== EXERCISE ==
Copy all the material below, exactly as it stands.

* begin DATASET RECORDS *

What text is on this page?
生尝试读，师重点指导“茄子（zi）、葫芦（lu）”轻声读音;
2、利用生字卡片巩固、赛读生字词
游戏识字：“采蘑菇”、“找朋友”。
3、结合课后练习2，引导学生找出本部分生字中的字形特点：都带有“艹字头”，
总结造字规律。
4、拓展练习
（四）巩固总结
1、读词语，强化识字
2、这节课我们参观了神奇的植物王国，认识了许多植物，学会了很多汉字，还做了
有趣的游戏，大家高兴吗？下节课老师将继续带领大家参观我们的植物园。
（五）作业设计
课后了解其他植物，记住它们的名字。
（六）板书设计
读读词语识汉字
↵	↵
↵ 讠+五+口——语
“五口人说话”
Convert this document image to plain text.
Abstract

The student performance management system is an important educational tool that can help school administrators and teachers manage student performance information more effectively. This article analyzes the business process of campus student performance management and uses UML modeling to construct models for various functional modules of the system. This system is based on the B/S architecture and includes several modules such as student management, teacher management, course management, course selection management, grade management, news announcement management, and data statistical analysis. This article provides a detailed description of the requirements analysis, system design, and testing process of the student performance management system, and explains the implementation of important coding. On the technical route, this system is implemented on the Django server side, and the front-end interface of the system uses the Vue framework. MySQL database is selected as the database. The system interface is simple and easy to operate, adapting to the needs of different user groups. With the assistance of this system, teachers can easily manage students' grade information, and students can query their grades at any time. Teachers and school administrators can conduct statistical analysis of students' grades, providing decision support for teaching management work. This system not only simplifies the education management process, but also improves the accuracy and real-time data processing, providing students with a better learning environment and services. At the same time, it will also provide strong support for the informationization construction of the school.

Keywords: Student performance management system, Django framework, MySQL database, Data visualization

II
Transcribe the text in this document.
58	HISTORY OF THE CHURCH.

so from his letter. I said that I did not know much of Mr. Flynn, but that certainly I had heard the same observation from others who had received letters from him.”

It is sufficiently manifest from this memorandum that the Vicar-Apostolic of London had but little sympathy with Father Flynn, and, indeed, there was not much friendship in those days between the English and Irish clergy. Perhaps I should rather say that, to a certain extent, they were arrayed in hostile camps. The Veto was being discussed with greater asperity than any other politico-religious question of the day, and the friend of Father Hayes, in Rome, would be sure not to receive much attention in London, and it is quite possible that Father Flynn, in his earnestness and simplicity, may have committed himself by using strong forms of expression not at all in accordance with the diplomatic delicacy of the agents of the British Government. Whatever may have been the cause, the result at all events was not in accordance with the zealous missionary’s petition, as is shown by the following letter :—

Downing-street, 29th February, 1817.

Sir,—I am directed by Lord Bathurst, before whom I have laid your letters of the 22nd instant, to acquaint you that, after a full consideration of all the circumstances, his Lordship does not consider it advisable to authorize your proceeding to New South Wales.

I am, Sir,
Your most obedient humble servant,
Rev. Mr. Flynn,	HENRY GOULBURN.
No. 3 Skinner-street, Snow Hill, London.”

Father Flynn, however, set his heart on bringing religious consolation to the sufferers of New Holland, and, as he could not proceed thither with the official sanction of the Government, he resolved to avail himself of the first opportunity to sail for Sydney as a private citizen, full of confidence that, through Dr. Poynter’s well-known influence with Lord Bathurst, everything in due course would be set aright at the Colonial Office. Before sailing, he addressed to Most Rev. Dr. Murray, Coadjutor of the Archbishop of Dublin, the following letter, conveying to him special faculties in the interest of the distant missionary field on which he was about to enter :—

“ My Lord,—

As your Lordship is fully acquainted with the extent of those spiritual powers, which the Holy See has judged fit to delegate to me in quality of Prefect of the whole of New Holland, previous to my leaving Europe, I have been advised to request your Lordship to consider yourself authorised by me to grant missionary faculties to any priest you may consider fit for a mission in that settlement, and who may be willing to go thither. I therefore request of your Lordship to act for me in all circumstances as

* end DATASET RECORDS *

== RESULT FOR THIS EXERCISE ==
What text is on this page?
生尝试读，师重点指导“茄子（zi）、葫芦（lu）”轻声读音;
2、利用生字卡片巩固、赛读生字词
游戏识字：“采蘑菇”、“找朋友”。
3、结合课后练习2，引导学生找出本部分生字中的字形特点：都带有“艹字头”，
总结造字规律。
4、拓展练习
（四）巩固总结
1、读词语，强化识字
2、这节课我们参观了神奇的植物王国，认识了许多植物，学会了很多汉字，还做了
有趣的游戏，大家高兴吗？下节课老师将继续带领大家参观我们的植物园。
（五）作业设计
课后了解其他植物，记住它们的名字。
（六）板书设计
读读词语识汉字
↵	↵
↵ 讠+五+口——语
“五口人说话”
Convert this document image to plain text.
Abstract

The student performance management system is an important educational tool that can help school administrators and teachers manage student performance information more effectively. This article analyzes the business process of campus student performance management and uses UML modeling to construct models for various functional modules of the system. This system is based on the B/S architecture and includes several modules such as student management, teacher management, course management, course selection management, grade management, news announcement management, and data statistical analysis. This article provides a detailed description of the requirements analysis, system design, and testing process of the student performance management system, and explains the implementation of important coding. On the technical route, this system is implemented on the Django server side, and the front-end interface of the system uses the Vue framework. MySQL database is selected as the database. The system interface is simple and easy to operate, adapting to the needs of different user groups. With the assistance of this system, teachers can easily manage students' grade information, and students can query their grades at any time. Teachers and school administrators can conduct statistical analysis of students' grades, providing decision support for teaching management work. This system not only simplifies the education management process, but also improves the accuracy and real-time data processing, providing students with a better learning environment and services. At the same time, it will also provide strong support for the informationization construction of the school.

Keywords: Student performance management system, Django framework, MySQL database, Data visualization

II
Transcribe the text in this document.
58	HISTORY OF THE CHURCH.

so from his letter. I said that I did not know much of Mr. Flynn, but that certainly I had heard the same observation from others who had received letters from him.”

It is sufficiently manifest from this memorandum that the Vicar-Apostolic of London had but little sympathy with Father Flynn, and, indeed, there was not much friendship in those days between the English and Irish clergy. Perhaps I should rather say that, to a certain extent, they were arrayed in hostile camps. The Veto was being discussed with greater asperity than any other politico-religious question of the day, and the friend of Father Hayes, in Rome, would be sure not to receive much attention in London, and it is quite possible that Father Flynn, in his earnestness and simplicity, may have committed himself by using strong forms of expression not at all in accordance with the diplomatic delicacy of the agents of the British Government. Whatever may have been the cause, the result at all events was not in accordance with the zealous missionary’s petition, as is shown by the following letter :—

Downing-street, 29th February, 1817.

Sir,—I am directed by Lord Bathurst, before whom I have laid your letters of the 22nd instant, to acquaint you that, after a full consideration of all the circumstances, his Lordship does not consider it advisable to authorize your proceeding to New South Wales.

I am, Sir,
Your most obedient humble servant,
Rev. Mr. Flynn,	HENRY GOULBURN.
No. 3 Skinner-street, Snow Hill, London.”

Father Flynn, however, set his heart on bringing religious consolation to the sufferers of New Holland, and, as he could not proceed thither with the official sanction of the Government, he resolved to avail himself of the first opportunity to sail for Sydney as a private citizen, full of confidence that, through Dr. Poynter’s well-known influence with Lord Bathurst, everything in due course would be set aright at the Colonial Office. Before sailing, he addressed to Most Rev. Dr. Murray, Coadjutor of the Archbishop of Dublin, the following letter, conveying to him special faculties in the interest of the distant missionary field on which he was about to enter :—

“ My Lord,—

As your Lordship is fully acquainted with the extent of those spiritual powers, which the Holy See has judged fit to delegate to me in quality of Prefect of the whole of New Holland, previous to my leaving Europe, I have been advised to request your Lordship to consider yourself authorised by me to grant missionary faculties to any priest you may consider fit for a mission in that settlement, and who may be willing to go thither. I therefore request of your Lordship to act for me in all circumstances as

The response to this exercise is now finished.